* START SUPPLIED ENTRIES *

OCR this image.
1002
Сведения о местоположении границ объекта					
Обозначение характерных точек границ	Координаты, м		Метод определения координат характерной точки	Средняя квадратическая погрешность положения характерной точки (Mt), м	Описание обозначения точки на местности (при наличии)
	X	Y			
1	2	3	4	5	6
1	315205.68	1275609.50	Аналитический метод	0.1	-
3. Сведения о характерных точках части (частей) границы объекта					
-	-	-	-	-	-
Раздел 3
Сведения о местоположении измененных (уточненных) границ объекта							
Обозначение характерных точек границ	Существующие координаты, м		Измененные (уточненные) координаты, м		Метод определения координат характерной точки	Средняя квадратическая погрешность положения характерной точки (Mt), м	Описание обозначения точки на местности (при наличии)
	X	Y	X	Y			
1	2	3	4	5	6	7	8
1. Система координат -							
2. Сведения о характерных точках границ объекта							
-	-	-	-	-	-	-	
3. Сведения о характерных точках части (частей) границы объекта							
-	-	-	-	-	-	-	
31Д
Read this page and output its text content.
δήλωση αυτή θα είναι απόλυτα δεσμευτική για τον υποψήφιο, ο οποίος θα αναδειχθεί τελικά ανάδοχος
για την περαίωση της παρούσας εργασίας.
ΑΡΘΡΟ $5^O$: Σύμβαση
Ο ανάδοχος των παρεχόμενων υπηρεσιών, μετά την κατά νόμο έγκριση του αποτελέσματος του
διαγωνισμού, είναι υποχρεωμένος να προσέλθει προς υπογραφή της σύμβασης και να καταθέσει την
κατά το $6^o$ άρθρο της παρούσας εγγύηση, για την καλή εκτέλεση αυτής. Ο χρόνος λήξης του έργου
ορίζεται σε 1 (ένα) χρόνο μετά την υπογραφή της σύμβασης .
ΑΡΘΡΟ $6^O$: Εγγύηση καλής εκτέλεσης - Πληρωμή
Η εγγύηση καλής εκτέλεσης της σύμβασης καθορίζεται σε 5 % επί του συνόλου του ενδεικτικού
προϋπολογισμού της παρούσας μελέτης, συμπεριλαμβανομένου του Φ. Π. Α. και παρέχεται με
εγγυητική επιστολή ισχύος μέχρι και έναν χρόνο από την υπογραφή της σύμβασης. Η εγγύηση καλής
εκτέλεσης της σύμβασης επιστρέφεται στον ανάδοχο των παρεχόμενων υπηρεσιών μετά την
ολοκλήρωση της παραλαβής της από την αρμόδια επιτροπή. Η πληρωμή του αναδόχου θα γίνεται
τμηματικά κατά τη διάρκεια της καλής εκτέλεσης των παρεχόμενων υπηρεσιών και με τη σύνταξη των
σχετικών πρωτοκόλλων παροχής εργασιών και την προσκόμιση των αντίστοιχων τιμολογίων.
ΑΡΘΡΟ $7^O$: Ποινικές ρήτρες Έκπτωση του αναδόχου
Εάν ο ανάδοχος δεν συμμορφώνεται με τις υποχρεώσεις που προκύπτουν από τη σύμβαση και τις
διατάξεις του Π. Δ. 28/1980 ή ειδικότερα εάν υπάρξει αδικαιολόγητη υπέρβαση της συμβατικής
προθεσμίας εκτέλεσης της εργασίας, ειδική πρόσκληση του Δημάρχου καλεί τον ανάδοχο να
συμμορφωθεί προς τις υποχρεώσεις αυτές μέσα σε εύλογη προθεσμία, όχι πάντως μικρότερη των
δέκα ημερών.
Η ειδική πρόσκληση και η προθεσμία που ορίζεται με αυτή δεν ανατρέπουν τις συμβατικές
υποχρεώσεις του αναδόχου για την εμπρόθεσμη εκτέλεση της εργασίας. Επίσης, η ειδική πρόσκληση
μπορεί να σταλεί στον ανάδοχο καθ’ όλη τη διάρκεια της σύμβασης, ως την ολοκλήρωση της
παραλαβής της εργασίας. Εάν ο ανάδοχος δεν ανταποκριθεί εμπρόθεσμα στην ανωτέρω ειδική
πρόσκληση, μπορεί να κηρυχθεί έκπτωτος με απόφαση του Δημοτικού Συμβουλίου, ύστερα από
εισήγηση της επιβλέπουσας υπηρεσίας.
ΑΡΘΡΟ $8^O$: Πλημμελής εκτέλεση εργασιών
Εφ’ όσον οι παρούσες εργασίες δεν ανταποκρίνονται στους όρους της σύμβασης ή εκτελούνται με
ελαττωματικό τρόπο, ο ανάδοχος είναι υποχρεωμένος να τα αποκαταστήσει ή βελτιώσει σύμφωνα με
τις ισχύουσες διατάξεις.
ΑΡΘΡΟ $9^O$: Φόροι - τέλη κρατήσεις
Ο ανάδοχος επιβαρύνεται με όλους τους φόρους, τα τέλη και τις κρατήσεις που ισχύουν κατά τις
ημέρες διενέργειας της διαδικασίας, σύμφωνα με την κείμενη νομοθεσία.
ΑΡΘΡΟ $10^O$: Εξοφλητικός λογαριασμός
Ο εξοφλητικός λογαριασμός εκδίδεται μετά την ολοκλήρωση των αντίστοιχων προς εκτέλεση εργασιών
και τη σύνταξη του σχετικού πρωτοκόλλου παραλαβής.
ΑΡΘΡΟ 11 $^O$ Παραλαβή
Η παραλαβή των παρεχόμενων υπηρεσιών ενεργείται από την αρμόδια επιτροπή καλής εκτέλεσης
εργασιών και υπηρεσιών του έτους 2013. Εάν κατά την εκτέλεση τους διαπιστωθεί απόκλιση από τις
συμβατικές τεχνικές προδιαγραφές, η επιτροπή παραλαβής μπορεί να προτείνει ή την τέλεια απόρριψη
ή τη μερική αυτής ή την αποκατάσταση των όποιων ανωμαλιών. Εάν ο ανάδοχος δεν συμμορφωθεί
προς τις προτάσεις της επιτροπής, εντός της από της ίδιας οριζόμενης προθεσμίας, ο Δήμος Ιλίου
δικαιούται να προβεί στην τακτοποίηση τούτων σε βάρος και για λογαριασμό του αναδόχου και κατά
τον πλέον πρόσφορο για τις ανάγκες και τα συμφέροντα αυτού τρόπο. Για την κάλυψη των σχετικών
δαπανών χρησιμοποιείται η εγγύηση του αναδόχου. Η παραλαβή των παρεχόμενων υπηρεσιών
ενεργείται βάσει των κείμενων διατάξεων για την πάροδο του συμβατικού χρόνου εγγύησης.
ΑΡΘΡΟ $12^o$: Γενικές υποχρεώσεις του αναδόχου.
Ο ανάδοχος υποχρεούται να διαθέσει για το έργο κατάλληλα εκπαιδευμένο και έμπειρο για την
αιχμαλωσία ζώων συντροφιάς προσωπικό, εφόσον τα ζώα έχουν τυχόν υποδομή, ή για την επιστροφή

* END SUPPLIED ENTRIES *

Count the lines above that contain the word "στην", and give only that number.

2